AVAILABLE RECORDS

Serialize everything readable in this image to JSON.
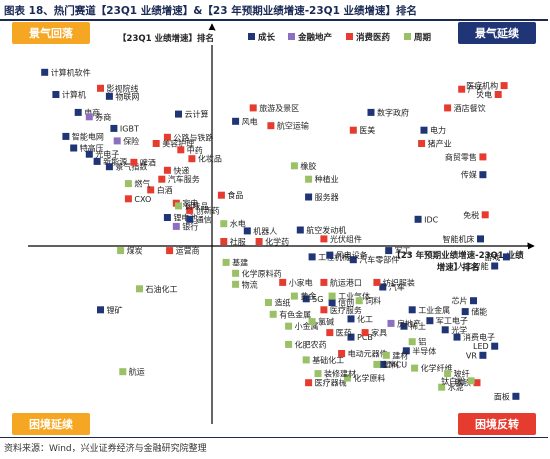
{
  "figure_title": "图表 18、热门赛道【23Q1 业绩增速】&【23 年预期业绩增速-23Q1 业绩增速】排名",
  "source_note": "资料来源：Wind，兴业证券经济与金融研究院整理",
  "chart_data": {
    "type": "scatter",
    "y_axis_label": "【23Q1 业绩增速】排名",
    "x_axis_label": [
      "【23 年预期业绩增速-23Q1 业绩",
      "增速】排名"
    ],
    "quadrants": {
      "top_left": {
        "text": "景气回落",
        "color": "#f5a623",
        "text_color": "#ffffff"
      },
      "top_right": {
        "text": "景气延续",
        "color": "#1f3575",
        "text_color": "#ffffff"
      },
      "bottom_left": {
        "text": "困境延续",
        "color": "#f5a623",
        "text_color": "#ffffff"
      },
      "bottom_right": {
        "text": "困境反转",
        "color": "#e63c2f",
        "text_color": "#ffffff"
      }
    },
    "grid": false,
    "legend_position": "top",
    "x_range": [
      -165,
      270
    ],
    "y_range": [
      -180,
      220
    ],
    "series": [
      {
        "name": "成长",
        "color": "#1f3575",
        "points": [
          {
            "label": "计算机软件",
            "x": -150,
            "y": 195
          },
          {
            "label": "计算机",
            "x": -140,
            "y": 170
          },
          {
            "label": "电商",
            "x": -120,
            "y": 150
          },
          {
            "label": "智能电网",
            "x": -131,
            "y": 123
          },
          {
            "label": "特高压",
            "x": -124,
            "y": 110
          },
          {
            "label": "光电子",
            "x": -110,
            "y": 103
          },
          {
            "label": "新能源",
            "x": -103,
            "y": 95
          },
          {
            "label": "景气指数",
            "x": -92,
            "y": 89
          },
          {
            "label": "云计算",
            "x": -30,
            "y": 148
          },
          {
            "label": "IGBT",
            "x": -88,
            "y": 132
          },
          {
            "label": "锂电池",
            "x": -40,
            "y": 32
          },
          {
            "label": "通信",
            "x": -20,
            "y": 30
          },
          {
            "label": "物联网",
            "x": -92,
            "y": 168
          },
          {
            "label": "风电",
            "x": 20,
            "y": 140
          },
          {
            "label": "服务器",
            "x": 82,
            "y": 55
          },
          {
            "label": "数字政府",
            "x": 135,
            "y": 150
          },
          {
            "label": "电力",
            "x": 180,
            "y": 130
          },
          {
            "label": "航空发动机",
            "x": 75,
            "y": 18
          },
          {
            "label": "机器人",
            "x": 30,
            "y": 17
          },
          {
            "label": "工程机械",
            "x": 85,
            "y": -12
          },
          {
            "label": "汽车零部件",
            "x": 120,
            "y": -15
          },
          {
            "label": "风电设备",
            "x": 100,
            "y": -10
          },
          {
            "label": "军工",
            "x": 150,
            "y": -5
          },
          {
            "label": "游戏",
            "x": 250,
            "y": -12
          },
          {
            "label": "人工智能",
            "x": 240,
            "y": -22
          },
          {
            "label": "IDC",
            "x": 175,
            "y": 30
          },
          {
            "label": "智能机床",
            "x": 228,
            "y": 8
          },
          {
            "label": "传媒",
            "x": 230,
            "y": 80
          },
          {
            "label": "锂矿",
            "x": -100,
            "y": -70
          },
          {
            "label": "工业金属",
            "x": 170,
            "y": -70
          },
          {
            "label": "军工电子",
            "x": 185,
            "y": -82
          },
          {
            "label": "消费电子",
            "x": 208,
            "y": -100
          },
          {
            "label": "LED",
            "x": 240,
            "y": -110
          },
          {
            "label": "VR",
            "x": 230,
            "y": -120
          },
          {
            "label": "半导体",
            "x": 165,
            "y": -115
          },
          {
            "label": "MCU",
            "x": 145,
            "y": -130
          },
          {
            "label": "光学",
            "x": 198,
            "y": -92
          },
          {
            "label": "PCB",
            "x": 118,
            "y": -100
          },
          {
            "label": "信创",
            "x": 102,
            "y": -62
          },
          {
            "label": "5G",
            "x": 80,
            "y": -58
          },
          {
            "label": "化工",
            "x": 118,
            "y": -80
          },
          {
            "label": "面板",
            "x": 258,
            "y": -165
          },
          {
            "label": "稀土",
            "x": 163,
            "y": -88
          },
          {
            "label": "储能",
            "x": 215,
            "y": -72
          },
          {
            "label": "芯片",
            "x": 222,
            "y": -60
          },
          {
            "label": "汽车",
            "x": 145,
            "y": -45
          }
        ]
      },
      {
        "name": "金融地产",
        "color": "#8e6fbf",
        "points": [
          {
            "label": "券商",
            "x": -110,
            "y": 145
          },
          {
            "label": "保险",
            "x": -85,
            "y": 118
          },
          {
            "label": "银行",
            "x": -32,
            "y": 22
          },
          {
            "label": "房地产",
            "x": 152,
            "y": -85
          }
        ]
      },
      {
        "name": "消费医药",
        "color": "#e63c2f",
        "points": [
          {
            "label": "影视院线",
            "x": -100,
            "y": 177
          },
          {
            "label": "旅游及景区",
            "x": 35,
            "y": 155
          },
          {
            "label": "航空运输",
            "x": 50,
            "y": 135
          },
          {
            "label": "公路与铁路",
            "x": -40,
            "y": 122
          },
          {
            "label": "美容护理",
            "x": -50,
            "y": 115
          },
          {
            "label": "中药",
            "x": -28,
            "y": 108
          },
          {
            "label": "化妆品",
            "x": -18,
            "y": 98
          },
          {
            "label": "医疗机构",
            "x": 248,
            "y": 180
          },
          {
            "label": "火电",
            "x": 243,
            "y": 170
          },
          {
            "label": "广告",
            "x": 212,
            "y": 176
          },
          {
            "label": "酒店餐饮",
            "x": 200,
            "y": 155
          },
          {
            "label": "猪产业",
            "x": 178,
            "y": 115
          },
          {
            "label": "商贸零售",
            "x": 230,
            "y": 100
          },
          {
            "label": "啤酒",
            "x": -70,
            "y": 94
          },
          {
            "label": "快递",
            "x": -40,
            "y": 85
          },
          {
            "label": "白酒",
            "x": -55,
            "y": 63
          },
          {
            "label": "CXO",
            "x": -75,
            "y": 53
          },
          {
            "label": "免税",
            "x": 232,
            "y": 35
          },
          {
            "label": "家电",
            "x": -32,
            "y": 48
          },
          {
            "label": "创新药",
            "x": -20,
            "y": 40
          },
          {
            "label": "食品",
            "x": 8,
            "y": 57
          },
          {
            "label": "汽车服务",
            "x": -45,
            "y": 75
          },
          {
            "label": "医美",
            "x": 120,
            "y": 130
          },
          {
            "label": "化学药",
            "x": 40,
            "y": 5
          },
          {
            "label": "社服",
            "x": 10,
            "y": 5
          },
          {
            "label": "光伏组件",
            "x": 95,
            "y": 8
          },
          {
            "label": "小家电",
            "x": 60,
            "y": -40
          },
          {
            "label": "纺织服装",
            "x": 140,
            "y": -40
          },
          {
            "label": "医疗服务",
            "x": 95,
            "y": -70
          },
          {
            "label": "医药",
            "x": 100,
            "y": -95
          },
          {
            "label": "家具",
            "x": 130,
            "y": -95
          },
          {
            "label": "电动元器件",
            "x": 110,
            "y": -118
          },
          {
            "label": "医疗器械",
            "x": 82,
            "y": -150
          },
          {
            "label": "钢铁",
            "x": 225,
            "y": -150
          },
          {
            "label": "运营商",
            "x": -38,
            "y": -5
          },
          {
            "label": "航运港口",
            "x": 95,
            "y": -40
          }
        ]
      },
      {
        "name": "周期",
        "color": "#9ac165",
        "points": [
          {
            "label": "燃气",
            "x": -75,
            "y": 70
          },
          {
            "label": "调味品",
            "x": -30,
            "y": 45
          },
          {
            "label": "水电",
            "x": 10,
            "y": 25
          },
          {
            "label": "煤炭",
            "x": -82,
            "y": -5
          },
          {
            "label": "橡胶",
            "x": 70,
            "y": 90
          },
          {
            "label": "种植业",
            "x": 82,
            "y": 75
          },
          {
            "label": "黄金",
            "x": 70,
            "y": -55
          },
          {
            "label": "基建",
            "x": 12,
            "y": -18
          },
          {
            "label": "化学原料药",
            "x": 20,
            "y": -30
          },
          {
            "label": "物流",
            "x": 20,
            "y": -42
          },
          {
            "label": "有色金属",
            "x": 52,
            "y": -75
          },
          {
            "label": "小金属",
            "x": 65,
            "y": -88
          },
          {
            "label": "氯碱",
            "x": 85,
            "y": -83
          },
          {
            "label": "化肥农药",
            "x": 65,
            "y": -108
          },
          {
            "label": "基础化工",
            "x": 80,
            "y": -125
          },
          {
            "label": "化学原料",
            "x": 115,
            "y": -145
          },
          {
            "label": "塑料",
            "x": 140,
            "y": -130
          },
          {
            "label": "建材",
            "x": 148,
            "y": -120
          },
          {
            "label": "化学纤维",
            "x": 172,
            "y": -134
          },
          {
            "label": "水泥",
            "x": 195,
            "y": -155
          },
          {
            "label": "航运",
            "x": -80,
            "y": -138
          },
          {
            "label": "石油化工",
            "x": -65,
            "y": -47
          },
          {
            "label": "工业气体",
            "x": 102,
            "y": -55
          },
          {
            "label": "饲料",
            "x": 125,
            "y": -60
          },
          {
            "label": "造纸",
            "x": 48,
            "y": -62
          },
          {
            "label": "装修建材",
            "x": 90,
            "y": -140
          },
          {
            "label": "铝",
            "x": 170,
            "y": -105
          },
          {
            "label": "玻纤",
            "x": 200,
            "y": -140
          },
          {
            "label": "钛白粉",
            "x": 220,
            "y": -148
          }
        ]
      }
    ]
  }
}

EXERCISE DESCRIPTION
For this exercise, gather every line of the data that contains the word "年预期业绩增速".

THE RESULT
  "figure_title": "图表 18、热门赛道【23Q1 业绩增速】&【23 年预期业绩增速-23Q1 业绩增速】排名",
      "【23 年预期业绩增速-23Q1 业绩",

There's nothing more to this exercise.